EXERCISE INPUTS:
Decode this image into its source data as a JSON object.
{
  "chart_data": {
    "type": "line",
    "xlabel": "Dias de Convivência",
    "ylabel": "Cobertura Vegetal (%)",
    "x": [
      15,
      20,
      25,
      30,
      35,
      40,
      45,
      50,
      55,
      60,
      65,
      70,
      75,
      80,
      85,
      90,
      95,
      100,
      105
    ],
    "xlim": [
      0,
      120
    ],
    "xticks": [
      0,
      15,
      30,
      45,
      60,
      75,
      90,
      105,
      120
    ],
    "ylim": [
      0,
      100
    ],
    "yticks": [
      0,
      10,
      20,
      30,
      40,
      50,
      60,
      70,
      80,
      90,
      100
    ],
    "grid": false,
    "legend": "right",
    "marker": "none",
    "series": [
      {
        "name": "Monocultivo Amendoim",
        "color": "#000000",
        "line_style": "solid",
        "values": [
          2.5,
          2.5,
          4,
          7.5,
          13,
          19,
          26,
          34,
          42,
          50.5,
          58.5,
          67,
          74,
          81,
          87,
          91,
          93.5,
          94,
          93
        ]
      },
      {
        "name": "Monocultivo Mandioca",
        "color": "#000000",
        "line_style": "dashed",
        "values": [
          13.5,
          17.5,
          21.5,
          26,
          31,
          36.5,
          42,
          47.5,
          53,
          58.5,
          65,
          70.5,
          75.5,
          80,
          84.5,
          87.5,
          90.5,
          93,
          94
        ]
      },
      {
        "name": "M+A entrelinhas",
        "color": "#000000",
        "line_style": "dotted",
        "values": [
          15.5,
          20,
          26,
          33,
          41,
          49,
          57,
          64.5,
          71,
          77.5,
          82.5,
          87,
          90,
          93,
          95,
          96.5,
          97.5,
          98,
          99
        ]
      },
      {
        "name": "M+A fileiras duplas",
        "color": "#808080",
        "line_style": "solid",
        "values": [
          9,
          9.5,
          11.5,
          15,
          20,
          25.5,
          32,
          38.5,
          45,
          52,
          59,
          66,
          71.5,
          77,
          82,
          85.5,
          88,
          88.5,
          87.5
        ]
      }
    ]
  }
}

SET EXERCISE:
Repeat every record, exactly as written.

WRITTEN REPLY:
Decode this image into its source data as a JSON object.
{
  "chart_data": {
    "type": "line",
    "xlabel": "Dias de Convivência",
    "ylabel": "Cobertura Vegetal (%)",
    "x": [
      15,
      20,
      25,
      30,
      35,
      40,
      45,
      50,
      55,
      60,
      65,
      70,
      75,
      80,
      85,
      90,
      95,
      100,
      105
    ],
    "xlim": [
      0,
      120
    ],
    "xticks": [
      0,
      15,
      30,
      45,
      60,
      75,
      90,
      105,
      120
    ],
    "ylim": [
      0,
      100
    ],
    "yticks": [
      0,
      10,
      20,
      30,
      40,
      50,
      60,
      70,
      80,
      90,
      100
    ],
    "grid": false,
    "legend": "right",
    "marker": "none",
    "series": [
      {
        "name": "Monocultivo Amendoim",
        "color": "#000000",
        "line_style": "solid",
        "values": [
          2.5,
          2.5,
          4,
          7.5,
          13,
          19,
          26,
          34,
          42,
          50.5,
          58.5,
          67,
          74,
          81,
          87,
          91,
          93.5,
          94,
          93
        ]
      },
      {
        "name": "Monocultivo Mandioca",
        "color": "#000000",
        "line_style": "dashed",
        "values": [
          13.5,
          17.5,
          21.5,
          26,
          31,
          36.5,
          42,
          47.5,
          53,
          58.5,
          65,
          70.5,
          75.5,
          80,
          84.5,
          87.5,
          90.5,
          93,
          94
        ]
      },
      {
        "name": "M+A entrelinhas",
        "color": "#000000",
        "line_style": "dotted",
        "values": [
          15.5,
          20,
          26,
          33,
          41,
          49,
          57,
          64.5,
          71,
          77.5,
          82.5,
          87,
          90,
          93,
          95,
          96.5,
          97.5,
          98,
          99
        ]
      },
      {
        "name": "M+A fileiras duplas",
        "color": "#808080",
        "line_style": "solid",
        "values": [
          9,
          9.5,
          11.5,
          15,
          20,
          25.5,
          32,
          38.5,
          45,
          52,
          59,
          66,
          71.5,
          77,
          82,
          85.5,
          88,
          88.5,
          87.5
        ]
      }
    ]
  }
}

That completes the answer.